Directions: Every line that includes the word "特码机关" is to be listed.

────────────────

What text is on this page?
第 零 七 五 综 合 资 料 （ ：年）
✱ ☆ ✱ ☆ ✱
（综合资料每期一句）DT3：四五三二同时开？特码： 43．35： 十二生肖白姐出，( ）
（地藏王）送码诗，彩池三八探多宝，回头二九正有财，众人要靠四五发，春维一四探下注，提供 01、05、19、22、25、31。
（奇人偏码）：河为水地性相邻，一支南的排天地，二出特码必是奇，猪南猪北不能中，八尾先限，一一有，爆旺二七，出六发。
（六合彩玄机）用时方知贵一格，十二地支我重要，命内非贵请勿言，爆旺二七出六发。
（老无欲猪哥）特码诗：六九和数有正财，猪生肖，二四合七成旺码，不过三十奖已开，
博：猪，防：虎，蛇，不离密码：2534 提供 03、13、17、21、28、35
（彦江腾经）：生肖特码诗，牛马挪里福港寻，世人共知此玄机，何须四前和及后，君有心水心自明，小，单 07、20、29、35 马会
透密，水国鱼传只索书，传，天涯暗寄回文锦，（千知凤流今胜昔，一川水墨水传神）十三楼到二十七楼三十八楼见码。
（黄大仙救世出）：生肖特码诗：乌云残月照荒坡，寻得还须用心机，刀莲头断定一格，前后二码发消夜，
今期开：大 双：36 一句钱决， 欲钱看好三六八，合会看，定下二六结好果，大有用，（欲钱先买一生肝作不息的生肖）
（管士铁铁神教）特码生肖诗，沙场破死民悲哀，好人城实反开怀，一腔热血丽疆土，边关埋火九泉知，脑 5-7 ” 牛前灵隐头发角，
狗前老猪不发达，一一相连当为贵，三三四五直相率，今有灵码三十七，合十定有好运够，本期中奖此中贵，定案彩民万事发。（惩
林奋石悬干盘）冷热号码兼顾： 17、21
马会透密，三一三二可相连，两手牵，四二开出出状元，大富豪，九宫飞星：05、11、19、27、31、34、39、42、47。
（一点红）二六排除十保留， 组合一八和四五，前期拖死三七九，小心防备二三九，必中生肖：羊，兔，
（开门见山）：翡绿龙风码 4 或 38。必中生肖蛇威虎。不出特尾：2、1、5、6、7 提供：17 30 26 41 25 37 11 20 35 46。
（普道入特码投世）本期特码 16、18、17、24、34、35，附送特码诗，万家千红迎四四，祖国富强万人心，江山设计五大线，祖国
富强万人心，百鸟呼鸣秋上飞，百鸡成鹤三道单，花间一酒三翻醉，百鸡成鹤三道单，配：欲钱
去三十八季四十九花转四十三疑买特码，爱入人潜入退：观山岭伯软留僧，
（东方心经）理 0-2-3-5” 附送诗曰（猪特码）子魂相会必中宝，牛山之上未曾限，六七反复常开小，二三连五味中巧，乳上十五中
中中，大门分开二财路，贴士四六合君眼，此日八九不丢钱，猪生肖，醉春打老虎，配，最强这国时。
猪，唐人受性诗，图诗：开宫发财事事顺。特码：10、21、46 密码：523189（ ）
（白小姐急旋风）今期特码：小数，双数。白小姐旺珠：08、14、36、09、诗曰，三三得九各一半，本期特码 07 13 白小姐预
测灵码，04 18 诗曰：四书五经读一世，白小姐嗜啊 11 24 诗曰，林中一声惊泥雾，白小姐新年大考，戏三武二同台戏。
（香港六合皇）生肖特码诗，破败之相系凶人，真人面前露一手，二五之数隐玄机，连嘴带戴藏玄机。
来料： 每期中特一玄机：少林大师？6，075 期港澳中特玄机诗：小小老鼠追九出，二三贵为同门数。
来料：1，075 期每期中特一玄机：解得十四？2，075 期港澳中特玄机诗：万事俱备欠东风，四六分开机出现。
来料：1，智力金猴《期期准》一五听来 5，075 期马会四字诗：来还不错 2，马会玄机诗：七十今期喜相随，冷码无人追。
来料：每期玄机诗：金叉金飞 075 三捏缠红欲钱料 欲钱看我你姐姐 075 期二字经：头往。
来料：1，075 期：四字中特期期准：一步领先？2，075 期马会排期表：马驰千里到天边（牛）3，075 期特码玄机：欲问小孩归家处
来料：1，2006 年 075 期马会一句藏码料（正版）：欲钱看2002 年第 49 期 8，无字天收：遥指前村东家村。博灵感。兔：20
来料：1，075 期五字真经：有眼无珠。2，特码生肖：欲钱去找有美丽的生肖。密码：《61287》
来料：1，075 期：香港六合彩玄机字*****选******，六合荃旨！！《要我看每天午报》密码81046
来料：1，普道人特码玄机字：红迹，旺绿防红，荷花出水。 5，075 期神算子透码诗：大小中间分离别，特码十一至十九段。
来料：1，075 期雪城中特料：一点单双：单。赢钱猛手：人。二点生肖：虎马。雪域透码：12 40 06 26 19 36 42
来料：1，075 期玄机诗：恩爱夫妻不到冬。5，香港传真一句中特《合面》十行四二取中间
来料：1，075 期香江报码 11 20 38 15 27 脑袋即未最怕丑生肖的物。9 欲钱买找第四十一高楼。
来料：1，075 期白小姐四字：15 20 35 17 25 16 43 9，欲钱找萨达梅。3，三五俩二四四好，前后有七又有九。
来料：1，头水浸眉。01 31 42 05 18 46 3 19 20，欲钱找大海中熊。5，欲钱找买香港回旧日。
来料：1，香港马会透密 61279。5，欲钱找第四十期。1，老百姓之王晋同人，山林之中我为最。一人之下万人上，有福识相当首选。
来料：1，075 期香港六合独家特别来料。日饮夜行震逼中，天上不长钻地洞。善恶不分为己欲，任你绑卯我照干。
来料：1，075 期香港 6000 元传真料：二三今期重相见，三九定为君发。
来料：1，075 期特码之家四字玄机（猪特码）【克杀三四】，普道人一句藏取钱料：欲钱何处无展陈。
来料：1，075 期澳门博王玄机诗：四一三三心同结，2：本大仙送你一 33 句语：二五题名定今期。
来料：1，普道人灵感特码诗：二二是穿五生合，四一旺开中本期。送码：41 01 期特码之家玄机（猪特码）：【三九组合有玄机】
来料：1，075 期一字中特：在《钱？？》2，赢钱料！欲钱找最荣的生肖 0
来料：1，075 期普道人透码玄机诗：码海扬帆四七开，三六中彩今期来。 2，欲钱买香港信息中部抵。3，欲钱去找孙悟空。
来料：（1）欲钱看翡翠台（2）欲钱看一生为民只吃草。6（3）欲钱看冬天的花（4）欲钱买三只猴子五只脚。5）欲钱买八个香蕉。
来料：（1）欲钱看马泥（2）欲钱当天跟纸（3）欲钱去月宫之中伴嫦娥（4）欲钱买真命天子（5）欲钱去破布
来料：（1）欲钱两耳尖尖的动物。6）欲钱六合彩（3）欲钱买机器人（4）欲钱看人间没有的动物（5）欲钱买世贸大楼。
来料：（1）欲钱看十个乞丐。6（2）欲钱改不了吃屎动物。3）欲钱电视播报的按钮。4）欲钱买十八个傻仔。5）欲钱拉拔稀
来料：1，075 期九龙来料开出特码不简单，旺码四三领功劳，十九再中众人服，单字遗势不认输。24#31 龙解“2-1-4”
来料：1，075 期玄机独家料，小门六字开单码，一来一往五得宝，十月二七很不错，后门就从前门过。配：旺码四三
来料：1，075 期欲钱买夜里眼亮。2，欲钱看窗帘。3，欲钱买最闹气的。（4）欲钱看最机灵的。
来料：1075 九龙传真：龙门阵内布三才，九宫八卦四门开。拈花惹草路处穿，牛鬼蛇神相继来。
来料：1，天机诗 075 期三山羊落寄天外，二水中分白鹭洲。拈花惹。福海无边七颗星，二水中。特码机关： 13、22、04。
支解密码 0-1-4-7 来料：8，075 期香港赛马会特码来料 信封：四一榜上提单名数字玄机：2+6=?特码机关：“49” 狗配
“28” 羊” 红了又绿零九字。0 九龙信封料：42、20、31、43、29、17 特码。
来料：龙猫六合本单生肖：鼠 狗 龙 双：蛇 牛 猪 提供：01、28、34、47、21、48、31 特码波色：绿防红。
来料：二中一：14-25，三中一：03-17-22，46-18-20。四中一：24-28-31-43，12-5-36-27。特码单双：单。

────────────────

Written answer:
来料：1，天机诗 075 期三山羊落寄天外，二水中分白鹭洲。拈花惹。福海无边七颗星，二水中。特码机关： 13、22、04。
支解密码 0-1-4-7 来料：8，075 期香港赛马会特码来料 信封：四一榜上提单名数字玄机：2+6=?特码机关：“49” 狗配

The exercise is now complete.